[Stored data]
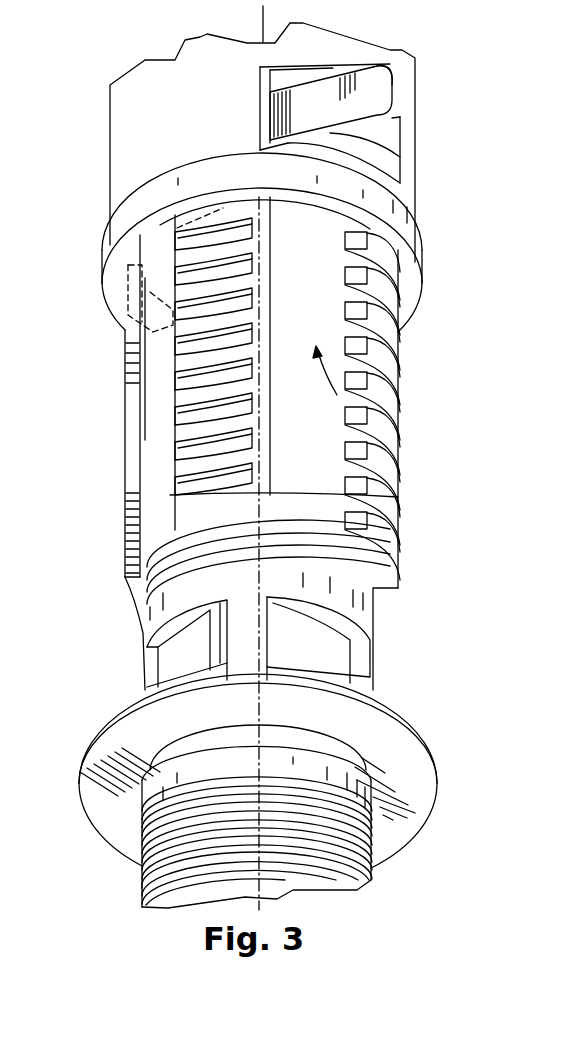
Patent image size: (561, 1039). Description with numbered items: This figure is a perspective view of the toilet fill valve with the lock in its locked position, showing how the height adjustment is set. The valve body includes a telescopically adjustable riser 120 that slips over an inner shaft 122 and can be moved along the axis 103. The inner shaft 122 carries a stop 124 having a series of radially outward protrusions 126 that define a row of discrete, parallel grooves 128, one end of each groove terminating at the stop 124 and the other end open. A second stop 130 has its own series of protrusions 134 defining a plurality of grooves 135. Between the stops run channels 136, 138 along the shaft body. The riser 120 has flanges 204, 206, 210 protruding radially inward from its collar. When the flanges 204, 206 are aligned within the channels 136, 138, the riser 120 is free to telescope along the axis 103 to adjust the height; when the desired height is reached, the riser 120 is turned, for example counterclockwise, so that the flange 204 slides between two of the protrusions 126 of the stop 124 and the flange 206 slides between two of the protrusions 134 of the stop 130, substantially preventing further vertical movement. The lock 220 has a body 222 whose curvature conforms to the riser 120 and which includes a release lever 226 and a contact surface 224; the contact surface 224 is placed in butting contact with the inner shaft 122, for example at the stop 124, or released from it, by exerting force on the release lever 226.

The axis 103 is at (262, 6).
The riser 120 is at (125, 113).
The inner shaft 122 is at (95, 434).
The stop 124 is at (265, 122).
The protrusions 126 is at (187, 435).
The grooves 128 is at (150, 206).
The stop 130 is at (398, 507).
The protrusions 134 is at (378, 322).
The grooves 135 is at (352, 232).
The channel 136 is at (160, 384).
The channel 138 is at (370, 417).
The flange 204 is at (173, 232).
The flange 206 is at (2, 2).
The flange 210 is at (125, 322).
The lock 220 is at (412, 89).
The body 222 is at (380, 150).
The contact surface 224 is at (262, 147).
The release lever 226 is at (385, 68).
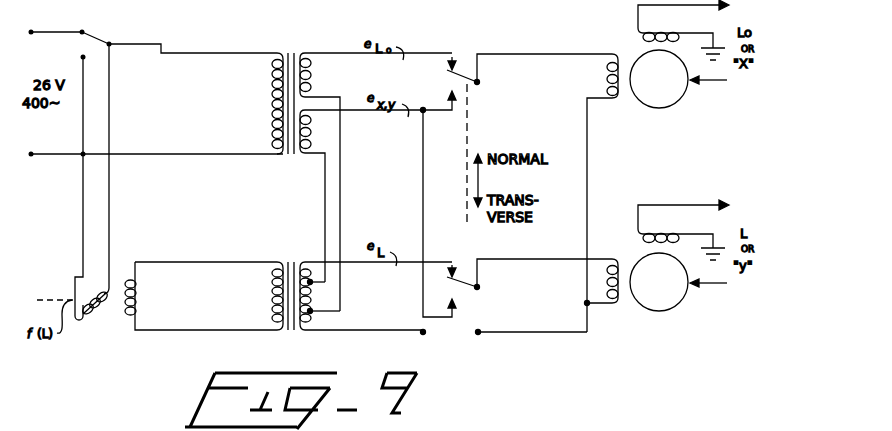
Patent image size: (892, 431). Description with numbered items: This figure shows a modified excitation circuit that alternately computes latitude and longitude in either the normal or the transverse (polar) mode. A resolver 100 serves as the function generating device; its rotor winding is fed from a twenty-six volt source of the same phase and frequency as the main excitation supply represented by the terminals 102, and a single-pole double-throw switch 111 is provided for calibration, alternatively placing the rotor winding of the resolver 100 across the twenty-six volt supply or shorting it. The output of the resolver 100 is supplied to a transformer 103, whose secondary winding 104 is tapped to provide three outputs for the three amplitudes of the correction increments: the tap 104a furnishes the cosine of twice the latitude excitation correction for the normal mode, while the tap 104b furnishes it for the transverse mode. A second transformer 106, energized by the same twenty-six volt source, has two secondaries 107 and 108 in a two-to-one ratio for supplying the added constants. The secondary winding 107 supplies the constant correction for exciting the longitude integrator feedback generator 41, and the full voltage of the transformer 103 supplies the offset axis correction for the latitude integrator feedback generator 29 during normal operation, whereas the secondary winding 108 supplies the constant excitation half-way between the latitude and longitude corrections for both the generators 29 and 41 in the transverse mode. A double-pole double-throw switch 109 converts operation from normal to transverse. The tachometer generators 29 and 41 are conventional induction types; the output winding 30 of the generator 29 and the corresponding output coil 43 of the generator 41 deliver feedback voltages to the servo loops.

The single-pole double-throw switch 111 is at (94, 35).
The resolver 100 is at (104, 318).
The second transformer 106 is at (291, 53).
The secondary winding 107 is at (311, 77).
The secondary winding 108 is at (311, 148).
The double-pole double-throw switch 109 is at (457, 60).
The transformer 103 is at (291, 331).
The secondary winding 104 is at (311, 329).
The tap 104a is at (312, 311).
The tap 104b is at (311, 281).
The terminals 102 is at (477, 338).
The tachometer generator 41 is at (672, 137).
The tachometer output coil 43 is at (658, 32).
The tachometer generator 29 is at (672, 341).
The output winding 30 is at (653, 233).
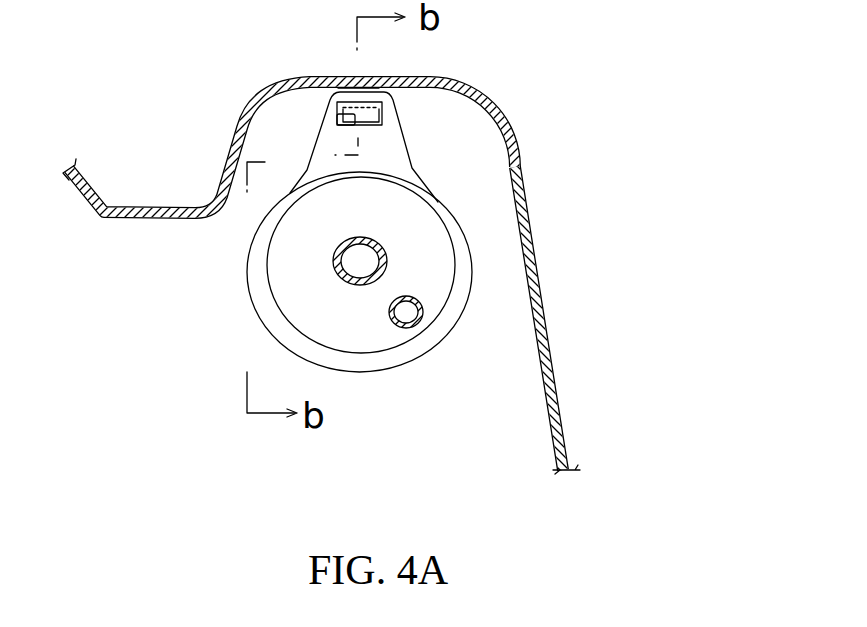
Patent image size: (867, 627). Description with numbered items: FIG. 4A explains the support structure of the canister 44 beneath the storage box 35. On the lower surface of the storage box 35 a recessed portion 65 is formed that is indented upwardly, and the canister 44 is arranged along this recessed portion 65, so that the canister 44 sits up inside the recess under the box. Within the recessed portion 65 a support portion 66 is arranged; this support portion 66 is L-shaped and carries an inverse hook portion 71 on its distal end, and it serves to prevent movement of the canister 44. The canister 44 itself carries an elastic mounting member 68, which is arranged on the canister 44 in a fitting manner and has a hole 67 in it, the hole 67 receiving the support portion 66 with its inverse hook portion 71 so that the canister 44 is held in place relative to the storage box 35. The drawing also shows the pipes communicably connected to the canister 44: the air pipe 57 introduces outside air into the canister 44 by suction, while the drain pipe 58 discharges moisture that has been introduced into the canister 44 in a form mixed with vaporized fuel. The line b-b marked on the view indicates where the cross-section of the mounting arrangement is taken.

The storage box 35 is at (541, 228).
The canister 44 is at (444, 350).
The air pipe 57 is at (336, 247).
The drain pipe 58 is at (428, 298).
The recessed portion 65 is at (440, 90).
The support portion 66 is at (331, 103).
The hole 67 is at (337, 109).
The elastic mounting member 68 is at (392, 372).
The inverse hook portion 71 is at (372, 126).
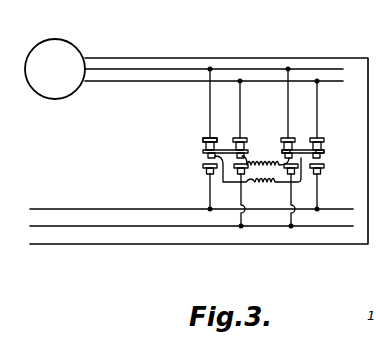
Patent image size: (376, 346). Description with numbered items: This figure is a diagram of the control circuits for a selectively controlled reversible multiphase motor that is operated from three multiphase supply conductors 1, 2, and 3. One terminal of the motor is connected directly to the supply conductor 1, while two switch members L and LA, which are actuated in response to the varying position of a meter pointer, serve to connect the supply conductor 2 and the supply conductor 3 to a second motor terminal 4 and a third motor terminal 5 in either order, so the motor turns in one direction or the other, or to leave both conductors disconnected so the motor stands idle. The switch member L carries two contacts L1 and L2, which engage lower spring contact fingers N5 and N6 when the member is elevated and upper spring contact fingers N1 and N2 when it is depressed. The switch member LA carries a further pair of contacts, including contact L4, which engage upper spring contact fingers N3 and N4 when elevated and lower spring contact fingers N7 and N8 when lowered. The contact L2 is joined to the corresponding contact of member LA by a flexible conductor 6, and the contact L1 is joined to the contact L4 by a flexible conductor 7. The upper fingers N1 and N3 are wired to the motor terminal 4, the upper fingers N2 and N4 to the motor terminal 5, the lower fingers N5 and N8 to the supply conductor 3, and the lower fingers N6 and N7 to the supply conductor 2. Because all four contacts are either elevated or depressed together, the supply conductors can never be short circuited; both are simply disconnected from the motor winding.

The supply conductor 1 is at (118, 57).
The supply conductor 2 is at (78, 227).
The supply conductor 3 is at (103, 210).
The motor terminal 4 is at (106, 83).
The motor terminal 5 is at (130, 71).
The flexible conductor 6 is at (262, 163).
The flexible conductor 7 is at (256, 184).
The upper spring contact finger N1 is at (318, 138).
The upper spring contact finger N2 is at (289, 138).
The spring contact finger N3 is at (238, 138).
The spring contact finger N4 is at (206, 138).
The lower spring contact finger N5 is at (322, 168).
The lower spring contact finger N6 is at (292, 176).
The lower spring contact finger N7 is at (233, 170).
The lower spring contact finger N8 is at (203, 168).
The switch member L is at (325, 152).
The switch member LA is at (203, 152).
The contact L1 is at (325, 150).
The contact L2 is at (282, 150).
The contact L4 is at (203, 144).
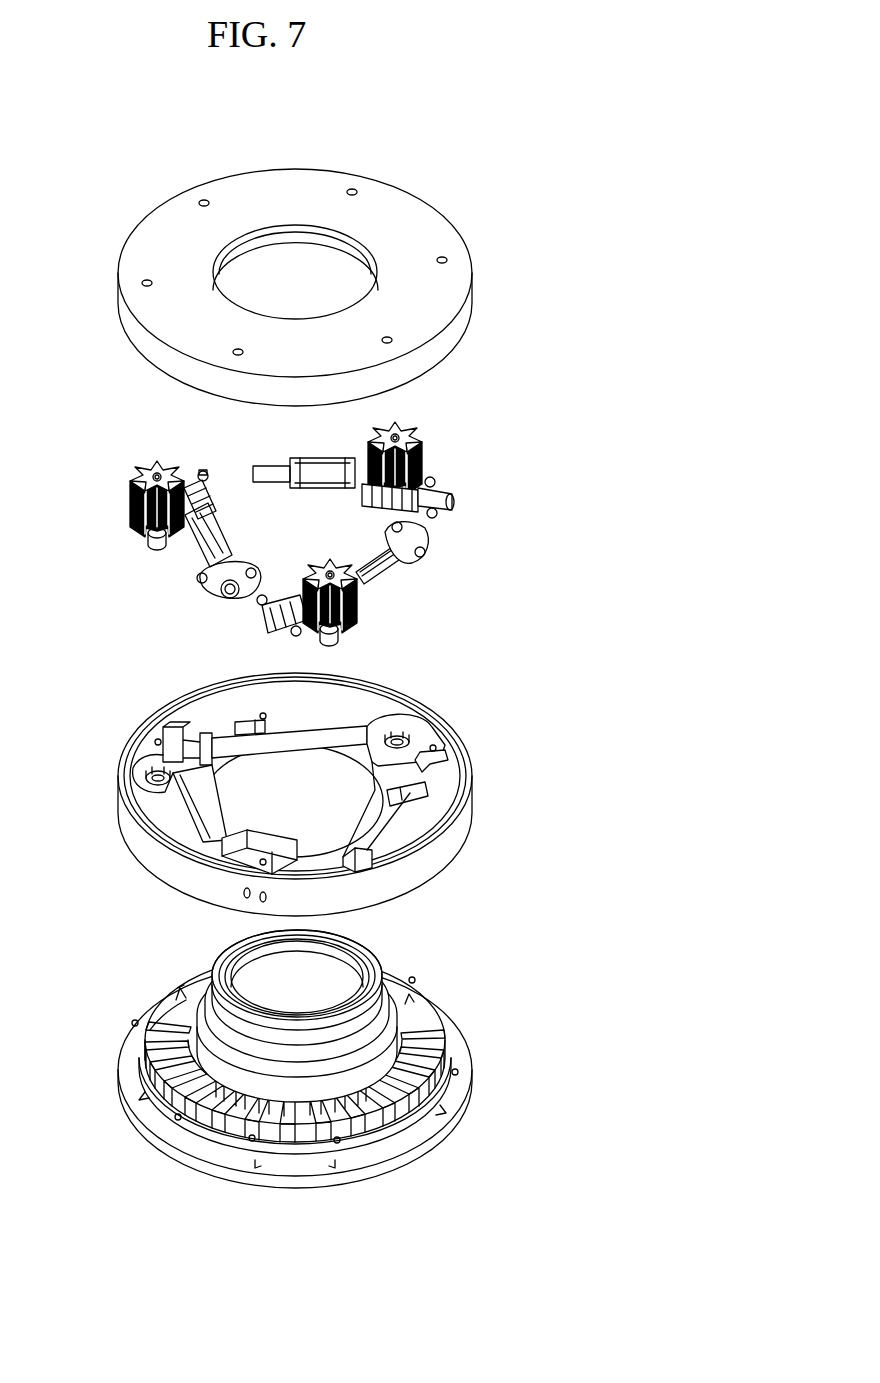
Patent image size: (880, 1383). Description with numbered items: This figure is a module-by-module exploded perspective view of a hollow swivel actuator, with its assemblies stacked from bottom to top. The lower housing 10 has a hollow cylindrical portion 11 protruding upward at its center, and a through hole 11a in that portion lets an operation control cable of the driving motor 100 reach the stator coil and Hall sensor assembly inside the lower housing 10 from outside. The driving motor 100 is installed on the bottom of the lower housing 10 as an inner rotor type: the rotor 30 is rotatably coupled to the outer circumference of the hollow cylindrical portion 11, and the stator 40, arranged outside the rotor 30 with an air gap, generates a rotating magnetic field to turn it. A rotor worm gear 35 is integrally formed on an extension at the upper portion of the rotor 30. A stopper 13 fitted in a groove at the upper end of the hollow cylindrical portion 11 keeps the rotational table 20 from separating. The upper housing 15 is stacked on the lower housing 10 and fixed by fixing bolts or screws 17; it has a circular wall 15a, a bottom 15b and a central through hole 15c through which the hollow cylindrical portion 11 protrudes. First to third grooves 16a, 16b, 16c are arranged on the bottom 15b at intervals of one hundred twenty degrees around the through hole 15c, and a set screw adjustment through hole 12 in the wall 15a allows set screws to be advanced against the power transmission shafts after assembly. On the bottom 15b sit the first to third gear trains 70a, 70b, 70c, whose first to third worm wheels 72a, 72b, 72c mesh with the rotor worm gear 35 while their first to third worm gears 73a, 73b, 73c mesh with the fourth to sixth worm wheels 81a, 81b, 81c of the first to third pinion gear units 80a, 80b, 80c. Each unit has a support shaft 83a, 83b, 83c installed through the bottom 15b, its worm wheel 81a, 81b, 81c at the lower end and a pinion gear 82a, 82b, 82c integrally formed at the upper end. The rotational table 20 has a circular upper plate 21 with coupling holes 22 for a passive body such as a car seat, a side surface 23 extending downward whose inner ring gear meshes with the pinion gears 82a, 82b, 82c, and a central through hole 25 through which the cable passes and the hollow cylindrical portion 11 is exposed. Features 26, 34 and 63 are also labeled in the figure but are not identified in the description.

▸ Objective:
Repeat the lines between the one containing "Patent image size: (867, 627)." and the one containing "The air pipe 57 is at (336, 247).", inclusive, with no changes.

▸ Solution to this exercise:
Patent image size: (867, 627). Description with numbered items: FIG. 4A explains the support structure of the canister 44 beneath the storage box 35. On the lower surface of the storage box 35 a recessed portion 65 is formed that is indented upwardly, and the canister 44 is arranged along this recessed portion 65, so that the canister 44 sits up inside the recess under the box. Within the recessed portion 65 a support portion 66 is arranged; this support portion 66 is L-shaped and carries an inverse hook portion 71 on its distal end, and it serves to prevent movement of the canister 44. The canister 44 itself carries an elastic mounting member 68, which is arranged on the canister 44 in a fitting manner and has a hole 67 in it, the hole 67 receiving the support portion 66 with its inverse hook portion 71 so that the canister 44 is held in place relative to the storage box 35. The drawing also shows the pipes communicably connected to the canister 44: the air pipe 57 introduces outside air into the canister 44 by suction, while the drain pipe 58 discharges moisture that has been introduced into the canister 44 in a form mixed with vaporized fuel. The line b-b marked on the view indicates where the cross-section of the mounting arrangement is taken.

The storage box 35 is at (541, 228).
The canister 44 is at (444, 350).
The air pipe 57 is at (336, 247).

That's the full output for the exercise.